Exercise =>
Make an exact copy of each entry, leaving out every picture.

Provided material =>
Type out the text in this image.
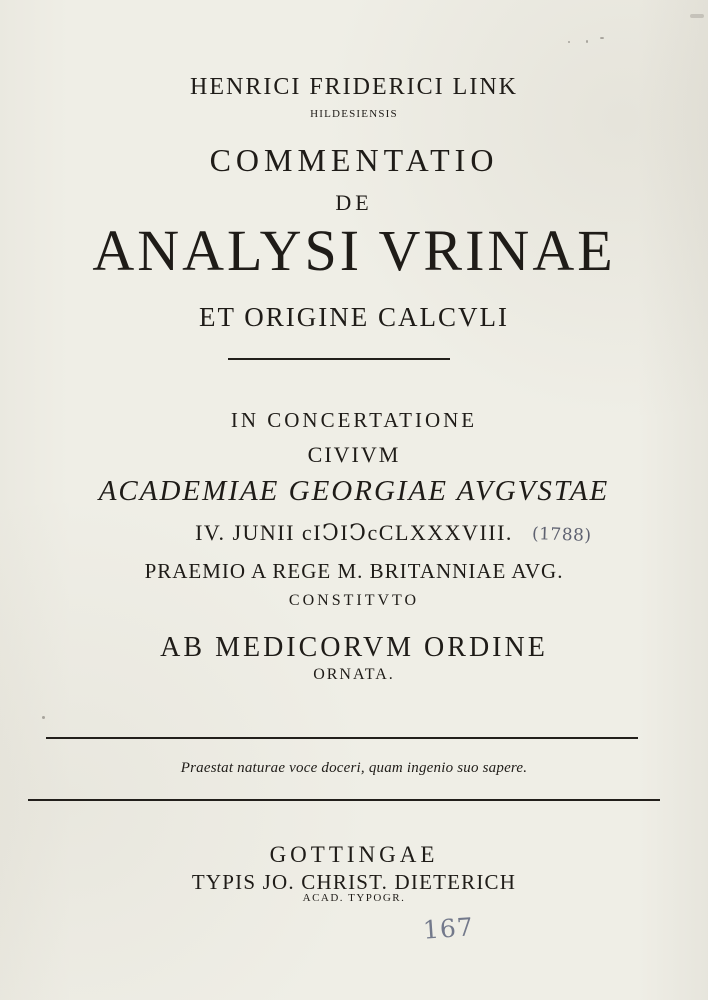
HENRICI FRIDERICI LINK
HILDESIENSIS
COMMENTATIO
DE
ANALYSI VRINAE
ET ORIGINE CALCVLI
IN CONCERTATIONE
CIVIVM
ACADEMIAE GEORGIAE AVGVSTAE
IV. JUNII cIↃIↃcCLXXXVIII.	(1788)
PRAEMIO A REGE M. BRITANNIAE AVG.
CONSTITVTO
AB MEDICORVM ORDINE
ORNATA.
Praestat naturae voce doceri, quam ingenio suo sapere.
GOTTINGAE
TYPIS JO. CHRIST. DIETERICH
ACAD. TYPOGR.
167
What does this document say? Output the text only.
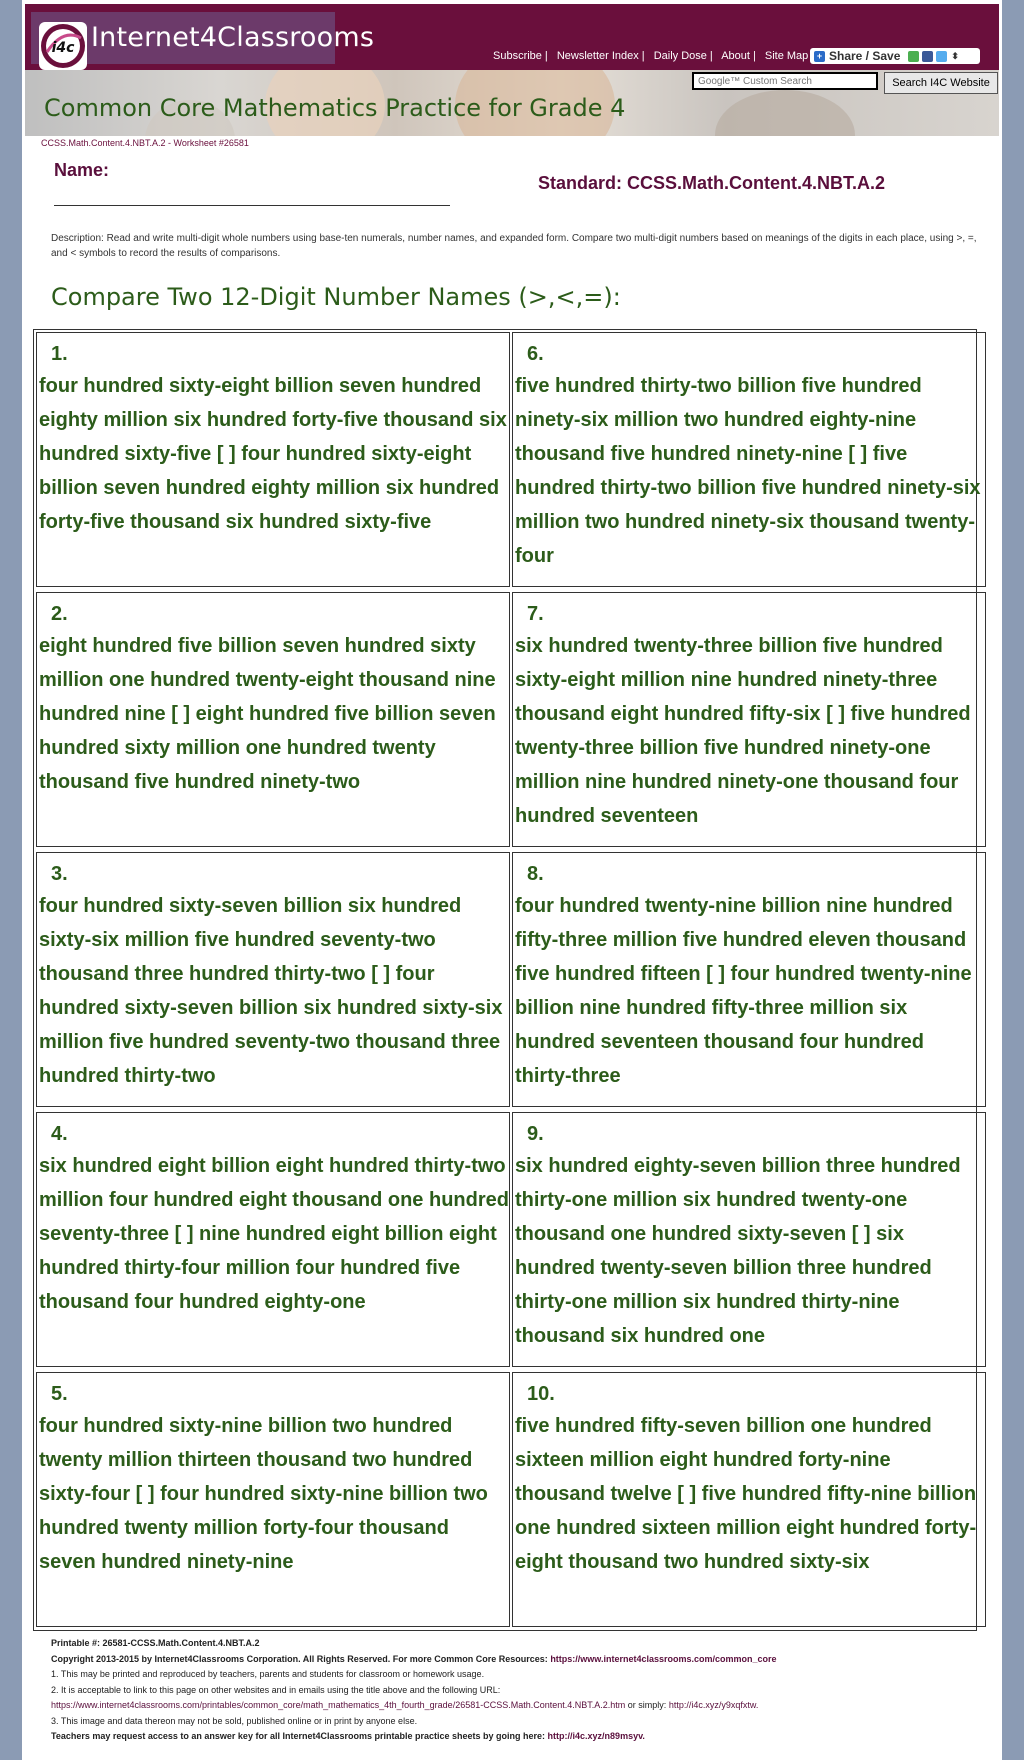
i4c Internet4Classrooms
Subscribe | Newsletter Index | Daily Dose | About | Site Map + Share / Save	⬍
Google™ Custom Search
Search I4C Website
Common Core Mathematics Practice for Grade 4
CCSS.Math.Content.4.NBT.A.2 - Worksheet #26581
Name:
Standard: CCSS.Math.Content.4.NBT.A.2
Description: Read and write multi-digit whole numbers using base-ten numerals, number names, and expanded form. Compare two multi-digit numbers based on meanings of the digits in each place, using >, =, and < symbols to record the results of comparisons.
Compare Two 12-Digit Number Names (>,<,=):
1.
four hundred sixty-eight billion seven hundred eighty million six hundred forty-five thousand six hundred sixty-five [ ] four hundred sixty-eight billion seven hundred eighty million six hundred forty-five thousand six hundred sixty-five
2.
eight hundred five billion seven hundred sixty million one hundred twenty-eight thousand nine hundred nine [ ] eight hundred five billion seven hundred sixty million one hundred twenty thousand five hundred ninety-two
3.
four hundred sixty-seven billion six hundred sixty-six million five hundred seventy-two thousand three hundred thirty-two [ ] four hundred sixty-seven billion six hundred sixty-six million five hundred seventy-two thousand three hundred thirty-two
4.
six hundred eight billion eight hundred thirty-two million four hundred eight thousand one hundred seventy-three [ ] nine hundred eight billion eight hundred thirty-four million four hundred five thousand four hundred eighty-one
5.
four hundred sixty-nine billion two hundred twenty million thirteen thousand two hundred sixty-four [ ] four hundred sixty-nine billion two hundred twenty million forty-four thousand seven hundred ninety-nine
6.
five hundred thirty-two billion five hundred ninety-six million two hundred eighty-nine thousand five hundred ninety-nine [ ] five hundred thirty-two billion five hundred ninety-six million two hundred ninety-six thousand twenty-four
7.
six hundred twenty-three billion five hundred sixty-eight million nine hundred ninety-three thousand eight hundred fifty-six [ ] five hundred twenty-three billion five hundred ninety-one million nine hundred ninety-one thousand four hundred seventeen
8.
four hundred twenty-nine billion nine hundred fifty-three million five hundred eleven thousand five hundred fifteen [ ] four hundred twenty-nine billion nine hundred fifty-three million six hundred seventeen thousand four hundred thirty-three
9.
six hundred eighty-seven billion three hundred thirty-one million six hundred twenty-one thousand one hundred sixty-seven [ ] six hundred twenty-seven billion three hundred thirty-one million six hundred thirty-nine thousand six hundred one
10.
five hundred fifty-seven billion one hundred sixteen million eight hundred forty-nine thousand twelve [ ] five hundred fifty-nine billion one hundred sixteen million eight hundred forty-eight thousand two hundred sixty-six
Printable #: 26581-CCSS.Math.Content.4.NBT.A.2
Copyright 2013-2015 by Internet4Classrooms Corporation. All Rights Reserved. For more Common Core Resources: https://www.internet4classrooms.com/common_core
1. This may be printed and reproduced by teachers, parents and students for classroom or homework usage.
2. It is acceptable to link to this page on other websites and in emails using the title above and the following URL:
https://www.internet4classrooms.com/printables/common_core/math_mathematics_4th_fourth_grade/26581-CCSS.Math.Content.4.NBT.A.2.htm or simply: http://i4c.xyz/y9xqfxtw.
3. This image and data thereon may not be sold, published online or in print by anyone else.
Teachers may request access to an answer key for all Internet4Classrooms printable practice sheets by going here: http://i4c.xyz/n89msyv.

Solution to the exercise =>
Type out the text in this image.
HENRICI FRIDERICI LINK
HILDESIENSIS
COMMENTATIO
DE
ANALYSI VRINAE
ET ORIGINE CALCVLI
IN CONCERTATIONE
CIVIVM
ACADEMIAE GEORGIAE AVGVSTAE
IV. JUNII cIↃIↃcCLXXXVIII.	(1788)
PRAEMIO A REGE M. BRITANNIAE AVG.
CONSTITVTO
AB MEDICORVM ORDINE
ORNATA.
Praestat naturae voce doceri, quam ingenio suo sapere.
GOTTINGAE
TYPIS JO. CHRIST. DIETERICH
ACAD. TYPOGR.
167
What does this document say? Output the text only.
i4c Internet4Classrooms
Subscribe | Newsletter Index | Daily Dose | About | Site Map + Share / Save	⬍
Google™ Custom Search
Search I4C Website
Common Core Mathematics Practice for Grade 4
CCSS.Math.Content.4.NBT.A.2 - Worksheet #26581
Name:
Standard: CCSS.Math.Content.4.NBT.A.2
Description: Read and write multi-digit whole numbers using base-ten numerals, number names, and expanded form. Compare two multi-digit numbers based on meanings of the digits in each place, using >, =, and < symbols to record the results of comparisons.
Compare Two 12-Digit Number Names (>,<,=):
1.
four hundred sixty-eight billion seven hundred eighty million six hundred forty-five thousand six hundred sixty-five [ ] four hundred sixty-eight billion seven hundred eighty million six hundred forty-five thousand six hundred sixty-five
2.
eight hundred five billion seven hundred sixty million one hundred twenty-eight thousand nine hundred nine [ ] eight hundred five billion seven hundred sixty million one hundred twenty thousand five hundred ninety-two
3.
four hundred sixty-seven billion six hundred sixty-six million five hundred seventy-two thousand three hundred thirty-two [ ] four hundred sixty-seven billion six hundred sixty-six million five hundred seventy-two thousand three hundred thirty-two
4.
six hundred eight billion eight hundred thirty-two million four hundred eight thousand one hundred seventy-three [ ] nine hundred eight billion eight hundred thirty-four million four hundred five thousand four hundred eighty-one
5.
four hundred sixty-nine billion two hundred twenty million thirteen thousand two hundred sixty-four [ ] four hundred sixty-nine billion two hundred twenty million forty-four thousand seven hundred ninety-nine
6.
five hundred thirty-two billion five hundred ninety-six million two hundred eighty-nine thousand five hundred ninety-nine [ ] five hundred thirty-two billion five hundred ninety-six million two hundred ninety-six thousand twenty-four
7.
six hundred twenty-three billion five hundred sixty-eight million nine hundred ninety-three thousand eight hundred fifty-six [ ] five hundred twenty-three billion five hundred ninety-one million nine hundred ninety-one thousand four hundred seventeen
8.
four hundred twenty-nine billion nine hundred fifty-three million five hundred eleven thousand five hundred fifteen [ ] four hundred twenty-nine billion nine hundred fifty-three million six hundred seventeen thousand four hundred thirty-three
9.
six hundred eighty-seven billion three hundred thirty-one million six hundred twenty-one thousand one hundred sixty-seven [ ] six hundred twenty-seven billion three hundred thirty-one million six hundred thirty-nine thousand six hundred one
10.
five hundred fifty-seven billion one hundred sixteen million eight hundred forty-nine thousand twelve [ ] five hundred fifty-nine billion one hundred sixteen million eight hundred forty-eight thousand two hundred sixty-six
Printable #: 26581-CCSS.Math.Content.4.NBT.A.2
Copyright 2013-2015 by Internet4Classrooms Corporation. All Rights Reserved. For more Common Core Resources: https://www.internet4classrooms.com/common_core
1. This may be printed and reproduced by teachers, parents and students for classroom or homework usage.
2. It is acceptable to link to this page on other websites and in emails using the title above and the following URL:
https://www.internet4classrooms.com/printables/common_core/math_mathematics_4th_fourth_grade/26581-CCSS.Math.Content.4.NBT.A.2.htm or simply: http://i4c.xyz/y9xqfxtw.
3. This image and data thereon may not be sold, published online or in print by anyone else.
Teachers may request access to an answer key for all Internet4Classrooms printable practice sheets by going here: http://i4c.xyz/n89msyv.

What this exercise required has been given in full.